GOAL OF THE EXERCISE: Could you rewrite the critical-point thread from "I think you" to "working on it...", replacing "simplify" with "expand"?

Question

Find critical point(s) f(x)=(x+2)^2(x-1)

Answer 1

I'm not sure what the first derivative will be...

Answer 2

\[f(x)=(x+2)^{2(x-1)}\]

?

Answer 3

or

\[f(x)=(x+2)^{2}(x-1)\]

Answer 4

The second way

Answer 5

do you know what critical point is?

Answer 6

yes

Answer 7

so, firstly you need to find deretitive.do you know how?

Answer 8

\[f'(x)=2(x+2)(x-1)+(x+2)^{2}\] right or not?

Answer 9

I think you are correct. I wasn't sure if I needed to simplify before deriving it.

Answer 10

Well, i think it doesnt matter when you simplify. NOW you need to simplify, can you do it for me?

Answer 11

working on it...

Answer 12

\[f'(x)=2(x+2)(x-1)+(x+2)^{2}=2(x ^{2}-x+2x-2)+x ^{2}+4x+4=\]

Answer 13

I got \[3x^2+6x+2\]

Answer 14

\[=2x ^{2}-2x+4x-4+x ^{2}+4x+4=3x ^{2}+6x\]

Answer 15

oh, we didnt get the same. maybe I have made a mistake!

Answer 16

oops messed up on the 2

Answer 17

that was my mistake!

Answer 18

oh,okay. so now do you know how to find critical point?

Answer 19

So x=0 and x=-2 is what I got

Answer 20

well,

\[3x ^{2}+6x=0\]
\[x(3x+6)=0\]
x=0 or x=-2


all points change a sign,so both of them are critical

RECORD LIST:
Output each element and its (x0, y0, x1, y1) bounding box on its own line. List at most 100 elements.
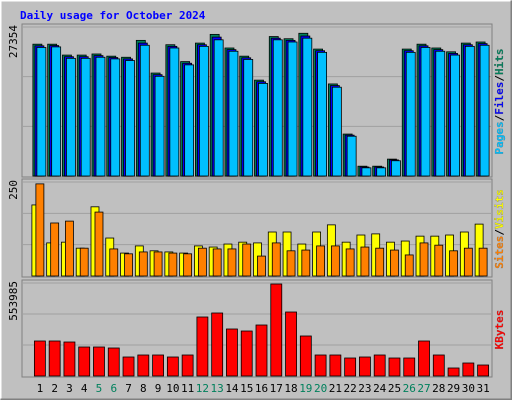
bar (240, 330, 253, 377)
x-tick-label: 13 (211, 382, 224, 395)
x-tick-label: 27 (417, 382, 430, 395)
bar (196, 316, 209, 377)
x-tick-label: 14 (225, 382, 239, 395)
bar (78, 346, 91, 377)
bar (255, 324, 268, 377)
bar (122, 356, 135, 377)
bar (154, 75, 165, 177)
legend-separator: / (493, 75, 506, 82)
bar (360, 246, 370, 277)
legend-entry: KBytes (493, 310, 506, 350)
x-tick-label: 8 (140, 382, 147, 395)
bar (271, 242, 281, 277)
x-tick-label: 7 (125, 382, 132, 395)
bar (405, 51, 416, 177)
bar (272, 39, 283, 177)
bar (285, 311, 297, 377)
legend-separator: / (493, 229, 506, 236)
bar (169, 47, 180, 177)
bar (152, 354, 164, 377)
bar (302, 37, 313, 177)
x-tick-label: 4 (81, 382, 88, 395)
x-tick-label: 5 (96, 382, 103, 395)
bar (346, 135, 357, 177)
x-tick-label: 30 (462, 382, 475, 395)
legend-entry: Pages (493, 121, 506, 154)
bar (345, 248, 355, 277)
bar (184, 64, 195, 177)
bar (107, 347, 120, 377)
bar (183, 253, 193, 277)
bar (316, 245, 325, 277)
legend-entry: Visits (493, 189, 506, 229)
bar (403, 357, 416, 377)
bar (63, 341, 76, 377)
y-tick-label: 27354 (7, 25, 20, 58)
x-tick-label: 15 (240, 382, 253, 395)
bar (110, 58, 121, 177)
legend: KBytes (493, 310, 506, 350)
bar (388, 357, 401, 377)
bar (79, 247, 89, 277)
bar (447, 367, 460, 377)
legend-entry: Sites (493, 236, 506, 269)
x-tick-label: 6 (110, 382, 117, 395)
bar (373, 354, 386, 377)
bar (434, 244, 444, 277)
bar (228, 50, 239, 177)
bar (435, 50, 446, 177)
bar (212, 248, 222, 277)
x-tick-label: 31 (476, 382, 489, 395)
bar (464, 45, 475, 177)
bar (359, 356, 371, 377)
x-tick-label: 25 (388, 382, 401, 395)
bar (226, 328, 238, 377)
bar (243, 59, 254, 177)
bar (181, 354, 194, 377)
bar (93, 346, 105, 377)
bar (51, 46, 62, 177)
legend-entry: Files (493, 82, 506, 115)
x-tick-label: 12 (196, 382, 209, 395)
bar (125, 60, 135, 177)
bar (286, 250, 296, 277)
bar (361, 167, 372, 177)
bar (462, 362, 475, 377)
x-tick-label: 17 (270, 382, 283, 395)
chart-title: Daily usage for October 2024 (20, 9, 206, 22)
bar (242, 243, 252, 277)
bar (479, 44, 490, 177)
bar (375, 247, 385, 277)
bar (419, 242, 429, 277)
bar (109, 248, 119, 277)
bar (139, 44, 150, 177)
x-tick-label: 9 (155, 382, 162, 395)
bar (317, 51, 327, 177)
bar (36, 47, 47, 177)
bar (391, 160, 401, 177)
bar (418, 340, 430, 377)
bar (94, 211, 104, 277)
bar (138, 251, 148, 277)
bar (198, 247, 207, 277)
legend: Sites/Visits (493, 189, 506, 269)
bar (80, 57, 91, 177)
bar (257, 255, 266, 277)
x-tick-label: 23 (358, 382, 371, 395)
bar (331, 86, 342, 177)
bar (404, 254, 414, 277)
bar (449, 250, 458, 277)
bar (258, 82, 268, 177)
bar (66, 57, 76, 177)
bar (153, 251, 163, 277)
bar (330, 245, 340, 277)
x-tick-label: 29 (447, 382, 460, 395)
bar (168, 252, 178, 277)
x-tick-label: 19 (299, 382, 312, 395)
legend-entry: Hits (493, 49, 506, 76)
x-tick-label: 18 (284, 382, 297, 395)
bar (329, 354, 342, 377)
x-tick-label: 10 (166, 382, 179, 395)
bar (227, 248, 237, 277)
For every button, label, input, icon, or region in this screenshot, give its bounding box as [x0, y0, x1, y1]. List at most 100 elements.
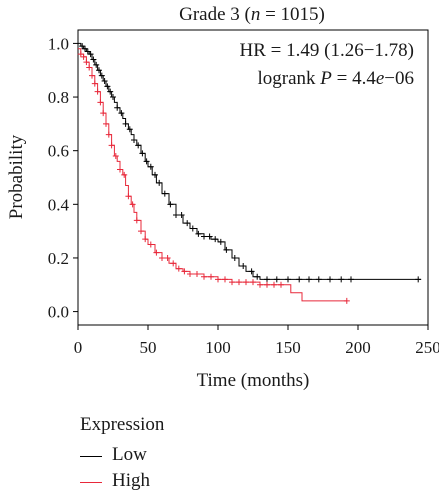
hr-annotation: HR = 1.49 (1.26−1.78) [240, 40, 414, 61]
censor-mark-low [161, 190, 168, 197]
x-tick-label: 150 [275, 338, 301, 357]
censor-mark-low [254, 273, 261, 280]
censor-mark-high [175, 265, 182, 272]
censor-mark-high [153, 249, 160, 256]
censor-mark-low [327, 276, 333, 283]
censor-mark-high [112, 153, 119, 160]
censor-mark-high [103, 120, 109, 127]
censor-mark-low [306, 276, 312, 283]
censor-mark-low [143, 158, 150, 165]
x-tick-label: 200 [345, 338, 371, 357]
censor-mark-low [152, 171, 158, 178]
censor-mark-high [250, 279, 256, 286]
censor-mark-low [156, 179, 163, 186]
censor-mark-high [229, 279, 235, 286]
censor-mark-low [415, 276, 422, 283]
legend: Expression Low High [80, 408, 280, 498]
censor-mark-high [147, 241, 154, 248]
censor-mark-high [236, 279, 242, 286]
censor-mark-low [139, 150, 146, 157]
censor-mark-low [217, 238, 224, 245]
censor-mark-low [87, 51, 94, 58]
censor-mark-high [201, 273, 207, 280]
censor-mark-low [131, 136, 137, 143]
x-tick-label: 0 [74, 338, 83, 357]
y-tick-label: 0.8 [48, 88, 69, 107]
censor-mark-low [122, 120, 129, 127]
y-axis: 0.0 0.2 0.4 0.6 0.8 1.0 [48, 34, 78, 322]
censor-mark-low [273, 276, 280, 283]
censor-mark-high [159, 254, 165, 261]
censor-mark-low [189, 225, 196, 232]
censor-mark-low [240, 263, 247, 269]
censor-mark-low [206, 233, 213, 240]
censor-mark-high [91, 80, 98, 87]
y-tick-label: 0.0 [48, 303, 69, 322]
y-tick-label: 0.2 [48, 249, 69, 268]
survival-curves [77, 42, 422, 304]
censor-mark-low [231, 254, 238, 261]
x-tick-label: 50 [140, 338, 157, 357]
censor-mark-high [89, 72, 95, 79]
legend-swatch-low [80, 456, 102, 457]
censor-mark-high [138, 228, 144, 235]
censor-mark-high [117, 166, 123, 173]
censor-mark-high [257, 281, 263, 288]
censor-mark-high [164, 254, 171, 261]
censor-mark-low [264, 276, 270, 283]
censor-mark-high [264, 281, 270, 288]
censor-mark-high [187, 271, 193, 278]
censor-mark-low [107, 88, 114, 95]
censor-mark-low [212, 236, 219, 243]
censor-mark-high [142, 236, 149, 243]
censor-mark-high [243, 279, 249, 286]
censor-mark-high [208, 273, 214, 280]
censor-mark-low [93, 61, 100, 68]
legend-swatch-high [80, 482, 102, 483]
censor-mark-high [278, 281, 284, 288]
censor-mark-low [96, 67, 102, 74]
censor-mark-low [98, 72, 105, 79]
censor-mark-low [135, 142, 142, 149]
censor-mark-high [100, 110, 107, 117]
censor-mark-low [118, 110, 125, 117]
censor-mark-low [173, 212, 179, 219]
censor-mark-low [348, 276, 354, 283]
x-axis: 0 50 100 150 200 250 [74, 325, 439, 357]
plot-frame [77, 29, 429, 326]
series-high [77, 48, 350, 304]
censor-mark-high [222, 276, 228, 283]
censor-mark-high [170, 260, 177, 267]
legend-label-high: High [112, 470, 150, 491]
censor-mark-high [94, 88, 101, 95]
censor-mark-high [83, 59, 90, 66]
censor-mark-low [315, 276, 322, 283]
censor-mark-high [181, 268, 188, 275]
x-tick-label: 250 [415, 338, 439, 357]
logrank-annotation: logrank P = 4.4e−06 [257, 68, 414, 89]
censor-mark-low [296, 276, 303, 283]
censor-mark-low [114, 104, 121, 111]
censor-mark-low [195, 230, 202, 237]
censor-mark-high [343, 297, 350, 304]
censor-mark-high [215, 276, 221, 283]
legend-label-low: Low [112, 444, 147, 465]
y-tick-label: 0.4 [48, 195, 70, 214]
y-axis-label: Probability [6, 134, 27, 219]
censor-mark-high [80, 53, 87, 60]
censor-mark-high [86, 64, 93, 71]
censor-mark-low [101, 77, 108, 84]
censor-mark-high [125, 193, 132, 200]
chart-title: Grade 3 (n = 1015) [179, 4, 325, 25]
legend-title: Expression [80, 414, 165, 435]
censor-mark-low [84, 48, 91, 55]
censor-mark-high [108, 142, 115, 149]
censor-mark-high [194, 271, 200, 278]
censor-mark-low [178, 212, 185, 219]
censor-mark-low [285, 276, 291, 283]
censor-mark-low [184, 220, 191, 227]
censor-mark-low [167, 201, 174, 208]
censor-mark-low [126, 126, 133, 133]
censor-mark-low [82, 45, 88, 52]
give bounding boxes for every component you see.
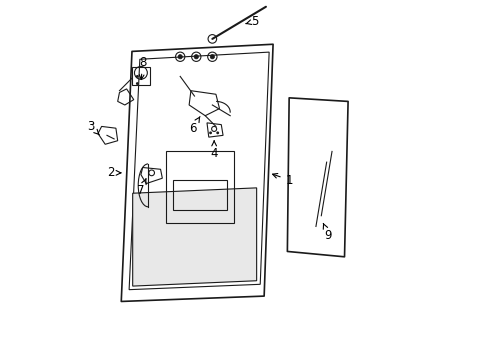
Text: 8: 8 — [139, 55, 146, 80]
Circle shape — [216, 131, 219, 134]
Circle shape — [136, 82, 139, 85]
Text: 7: 7 — [137, 179, 146, 197]
Circle shape — [194, 55, 198, 59]
Circle shape — [178, 55, 182, 59]
Circle shape — [210, 55, 214, 59]
Circle shape — [136, 75, 139, 78]
Text: 4: 4 — [210, 141, 218, 160]
Polygon shape — [132, 188, 256, 286]
Text: 1: 1 — [272, 174, 292, 186]
Text: 3: 3 — [87, 120, 99, 135]
Circle shape — [209, 131, 212, 134]
Text: 6: 6 — [188, 117, 200, 135]
Text: 9: 9 — [323, 224, 331, 242]
Text: 2: 2 — [106, 166, 121, 179]
Text: 5: 5 — [245, 14, 258, 27]
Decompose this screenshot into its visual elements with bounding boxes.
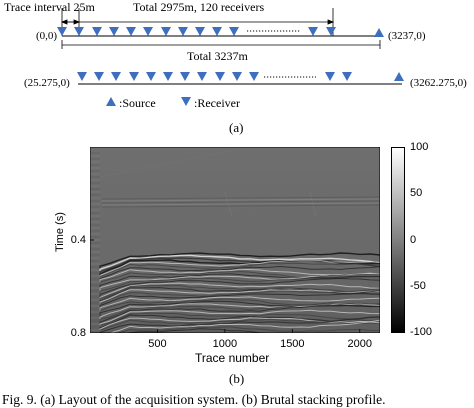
line-1-receivers (57, 27, 336, 36)
colorbar (391, 147, 405, 333)
receiver-marker (92, 27, 102, 36)
source-marker-line-2 (394, 72, 404, 81)
receiver-marker (326, 27, 336, 36)
receiver-marker (111, 72, 121, 81)
acquisition-layout-diagram (57, 8, 404, 106)
line-2-right-coordinate: (3262.275,0) (410, 77, 467, 89)
stacking-profile-figure: Time (s) 500 1000 1500 2000 Trace number (b… (0, 140, 474, 390)
receiver-marker (197, 72, 207, 81)
receiver-marker (77, 72, 87, 81)
legend-source-label: :Source (119, 96, 156, 110)
receiver-marker (215, 72, 225, 81)
trace-interval-label: Trace interval 25m (4, 0, 95, 14)
receiver-marker (180, 72, 190, 81)
receiver-marker (109, 27, 119, 36)
x-axis-label: Trace number (195, 351, 270, 365)
receiver-marker (249, 72, 259, 81)
colorbar-tick-label: -50 (410, 279, 426, 292)
x-tick-label: 1500 (280, 338, 305, 350)
receiver-marker (57, 27, 67, 36)
colorbar-tick-label: 100 (410, 141, 429, 153)
line-1-left-coordinate: (0,0) (36, 30, 58, 42)
receiver-marker (229, 27, 239, 36)
line-2-receivers (77, 72, 352, 81)
panel-a-label: (a) (229, 120, 244, 135)
line-2-left-coordinate: (25.275,0) (24, 77, 70, 89)
legend-receiver-label: :Receiver (194, 96, 240, 110)
y-tick-label: 0.8 (70, 327, 86, 339)
receiver-marker (129, 72, 139, 81)
colorbar-tick-label: 0 (410, 233, 417, 246)
receiver-marker (74, 27, 84, 36)
receiver-marker (195, 27, 205, 36)
x-tick-label: 500 (148, 338, 167, 350)
figure-caption: Fig. 9. (a) Layout of the acquisition sy… (2, 392, 386, 407)
y-tick-label: 0.4 (70, 234, 86, 246)
receiver-marker (161, 27, 171, 36)
receiver-marker (143, 27, 153, 36)
receiver-marker (308, 27, 318, 36)
x-tick-label: 1000 (212, 338, 238, 350)
receiver-marker (212, 27, 222, 36)
total-receivers-label: Total 2975m, 120 receivers (133, 0, 265, 14)
receiver-marker (163, 72, 173, 81)
line-1-right-coordinate: (3237,0) (388, 30, 426, 42)
receiver-marker (232, 72, 242, 81)
legend-source-symbol (106, 97, 116, 106)
axis-tick-marks (90, 239, 361, 333)
receiver-marker (126, 27, 136, 36)
seismic-section-image (90, 147, 380, 333)
y-axis-label: Time (s) (54, 212, 66, 252)
panel-b-label: (b) (229, 371, 245, 386)
total-length-label: Total 3237m (187, 49, 248, 63)
x-tick-label: 2000 (347, 338, 373, 350)
legend-receiver-symbol (181, 97, 191, 106)
receiver-marker (325, 72, 335, 81)
total-length-dimension (61, 40, 381, 49)
receiver-marker (94, 72, 104, 81)
receiver-marker (146, 72, 156, 81)
receiver-marker (342, 72, 352, 81)
colorbar-tick-label: -100 (410, 326, 433, 338)
receiver-marker (178, 27, 188, 36)
colorbar-tick-label: 50 (410, 187, 423, 200)
source-marker-line-1 (374, 28, 384, 37)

ANSWER TO THIS EXERCISE:
I think you are correct. I wasn't sure if I needed to expand before deriving it.

Answer 10

Well, i think it doesnt matter when you expand. NOW you need to expand, can you do it for me?

Answer 11

working on it...